### Problem to work on
In how many lines of the data does the word "With" appear? Give the number by itself.

### Extracted entries
>>

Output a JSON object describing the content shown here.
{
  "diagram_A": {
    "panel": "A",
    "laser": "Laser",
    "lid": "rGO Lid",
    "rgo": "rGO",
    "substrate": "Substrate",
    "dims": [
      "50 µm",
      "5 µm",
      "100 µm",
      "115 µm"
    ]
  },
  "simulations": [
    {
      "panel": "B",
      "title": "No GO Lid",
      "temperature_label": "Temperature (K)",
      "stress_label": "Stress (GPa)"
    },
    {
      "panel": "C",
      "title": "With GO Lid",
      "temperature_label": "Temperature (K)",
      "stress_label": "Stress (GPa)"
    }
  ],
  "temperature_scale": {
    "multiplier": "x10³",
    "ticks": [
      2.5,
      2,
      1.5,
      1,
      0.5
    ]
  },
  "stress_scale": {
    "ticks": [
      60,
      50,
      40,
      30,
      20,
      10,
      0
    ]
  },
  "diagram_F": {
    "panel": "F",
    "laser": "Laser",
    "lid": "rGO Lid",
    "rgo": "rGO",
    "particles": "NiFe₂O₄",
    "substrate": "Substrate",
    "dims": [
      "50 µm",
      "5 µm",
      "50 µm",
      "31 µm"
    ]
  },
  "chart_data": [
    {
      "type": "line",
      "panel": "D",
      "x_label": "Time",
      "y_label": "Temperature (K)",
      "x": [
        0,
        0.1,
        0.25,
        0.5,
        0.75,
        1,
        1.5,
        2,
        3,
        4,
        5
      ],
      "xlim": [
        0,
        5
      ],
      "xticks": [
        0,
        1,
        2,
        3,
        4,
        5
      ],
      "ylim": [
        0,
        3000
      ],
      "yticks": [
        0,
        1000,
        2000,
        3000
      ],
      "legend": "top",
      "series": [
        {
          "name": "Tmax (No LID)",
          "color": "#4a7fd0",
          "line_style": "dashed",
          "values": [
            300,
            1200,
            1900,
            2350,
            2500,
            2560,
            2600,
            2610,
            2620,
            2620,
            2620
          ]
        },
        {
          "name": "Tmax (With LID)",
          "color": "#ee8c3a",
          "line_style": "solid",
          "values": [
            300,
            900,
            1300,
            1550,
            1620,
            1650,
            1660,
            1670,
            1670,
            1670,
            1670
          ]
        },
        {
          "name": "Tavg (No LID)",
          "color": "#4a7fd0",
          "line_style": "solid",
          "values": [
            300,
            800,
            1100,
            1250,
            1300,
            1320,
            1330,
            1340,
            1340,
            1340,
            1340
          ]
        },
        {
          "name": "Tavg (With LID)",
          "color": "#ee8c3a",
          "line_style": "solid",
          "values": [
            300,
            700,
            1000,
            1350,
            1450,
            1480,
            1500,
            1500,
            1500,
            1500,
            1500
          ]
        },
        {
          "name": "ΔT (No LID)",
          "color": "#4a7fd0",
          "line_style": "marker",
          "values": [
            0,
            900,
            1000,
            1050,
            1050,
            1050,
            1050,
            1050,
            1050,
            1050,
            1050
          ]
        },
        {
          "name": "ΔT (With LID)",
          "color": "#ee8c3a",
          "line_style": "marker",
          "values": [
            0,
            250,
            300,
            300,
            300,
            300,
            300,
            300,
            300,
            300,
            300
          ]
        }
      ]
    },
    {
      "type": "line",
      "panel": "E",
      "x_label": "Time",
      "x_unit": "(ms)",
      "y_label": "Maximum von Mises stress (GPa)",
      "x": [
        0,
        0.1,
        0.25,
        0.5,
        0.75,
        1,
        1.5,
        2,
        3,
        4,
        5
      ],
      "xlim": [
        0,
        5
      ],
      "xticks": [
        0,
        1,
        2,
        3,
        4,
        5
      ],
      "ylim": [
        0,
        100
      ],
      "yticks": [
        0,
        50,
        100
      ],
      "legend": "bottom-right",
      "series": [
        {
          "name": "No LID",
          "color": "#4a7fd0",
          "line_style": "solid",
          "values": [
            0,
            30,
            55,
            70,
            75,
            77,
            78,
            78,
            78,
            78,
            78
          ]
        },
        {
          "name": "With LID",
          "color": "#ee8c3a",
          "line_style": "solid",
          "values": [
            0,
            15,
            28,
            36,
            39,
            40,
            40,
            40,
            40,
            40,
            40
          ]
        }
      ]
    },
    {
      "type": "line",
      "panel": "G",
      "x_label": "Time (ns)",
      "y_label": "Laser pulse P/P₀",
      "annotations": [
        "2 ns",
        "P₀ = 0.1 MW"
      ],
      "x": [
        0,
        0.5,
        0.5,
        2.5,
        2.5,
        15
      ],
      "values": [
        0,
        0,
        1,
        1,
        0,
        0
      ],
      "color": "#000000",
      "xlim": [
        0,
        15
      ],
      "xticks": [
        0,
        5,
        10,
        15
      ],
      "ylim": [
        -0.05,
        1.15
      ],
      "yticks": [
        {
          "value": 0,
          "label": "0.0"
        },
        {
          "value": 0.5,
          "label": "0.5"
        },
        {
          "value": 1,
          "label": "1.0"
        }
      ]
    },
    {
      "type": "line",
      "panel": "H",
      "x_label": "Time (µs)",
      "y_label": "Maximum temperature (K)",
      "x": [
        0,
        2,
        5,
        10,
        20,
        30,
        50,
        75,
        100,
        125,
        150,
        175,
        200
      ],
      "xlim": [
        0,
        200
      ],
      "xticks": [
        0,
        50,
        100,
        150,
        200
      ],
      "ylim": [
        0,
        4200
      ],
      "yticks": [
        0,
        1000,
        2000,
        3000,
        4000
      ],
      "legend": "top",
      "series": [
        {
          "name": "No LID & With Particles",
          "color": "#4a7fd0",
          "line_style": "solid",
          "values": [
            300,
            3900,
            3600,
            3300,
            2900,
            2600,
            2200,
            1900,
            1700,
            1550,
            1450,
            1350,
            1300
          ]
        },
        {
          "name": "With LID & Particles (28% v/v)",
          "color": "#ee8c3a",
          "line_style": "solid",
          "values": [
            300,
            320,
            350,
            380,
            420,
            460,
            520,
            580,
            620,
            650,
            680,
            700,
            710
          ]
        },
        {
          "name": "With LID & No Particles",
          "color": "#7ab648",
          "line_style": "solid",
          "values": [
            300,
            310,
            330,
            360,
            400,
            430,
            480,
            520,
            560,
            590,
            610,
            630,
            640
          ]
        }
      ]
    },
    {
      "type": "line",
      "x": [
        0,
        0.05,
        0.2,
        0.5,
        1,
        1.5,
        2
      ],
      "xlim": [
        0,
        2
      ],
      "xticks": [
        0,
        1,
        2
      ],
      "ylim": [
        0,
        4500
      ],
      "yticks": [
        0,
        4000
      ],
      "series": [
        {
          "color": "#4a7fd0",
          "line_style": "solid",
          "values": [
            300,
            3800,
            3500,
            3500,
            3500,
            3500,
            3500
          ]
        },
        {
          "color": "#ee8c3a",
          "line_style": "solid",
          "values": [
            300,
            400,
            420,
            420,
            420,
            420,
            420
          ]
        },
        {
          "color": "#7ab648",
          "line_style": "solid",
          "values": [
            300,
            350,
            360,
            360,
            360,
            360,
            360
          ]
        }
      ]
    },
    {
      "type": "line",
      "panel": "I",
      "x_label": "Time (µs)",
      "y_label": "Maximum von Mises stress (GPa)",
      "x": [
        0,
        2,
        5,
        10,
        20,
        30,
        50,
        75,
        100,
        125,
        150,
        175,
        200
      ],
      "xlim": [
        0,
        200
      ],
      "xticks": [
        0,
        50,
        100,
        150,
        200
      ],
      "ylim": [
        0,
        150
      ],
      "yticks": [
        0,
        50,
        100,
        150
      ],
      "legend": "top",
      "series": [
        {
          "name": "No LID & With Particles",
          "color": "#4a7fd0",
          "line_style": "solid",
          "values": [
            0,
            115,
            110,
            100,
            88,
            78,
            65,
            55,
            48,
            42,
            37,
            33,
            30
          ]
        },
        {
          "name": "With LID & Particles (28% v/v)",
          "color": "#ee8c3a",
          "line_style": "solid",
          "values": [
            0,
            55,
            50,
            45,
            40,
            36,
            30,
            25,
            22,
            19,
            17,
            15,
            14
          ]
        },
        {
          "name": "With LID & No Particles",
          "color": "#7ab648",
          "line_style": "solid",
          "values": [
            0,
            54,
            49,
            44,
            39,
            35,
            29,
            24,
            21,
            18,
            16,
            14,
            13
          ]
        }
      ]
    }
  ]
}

<<

### Full response
11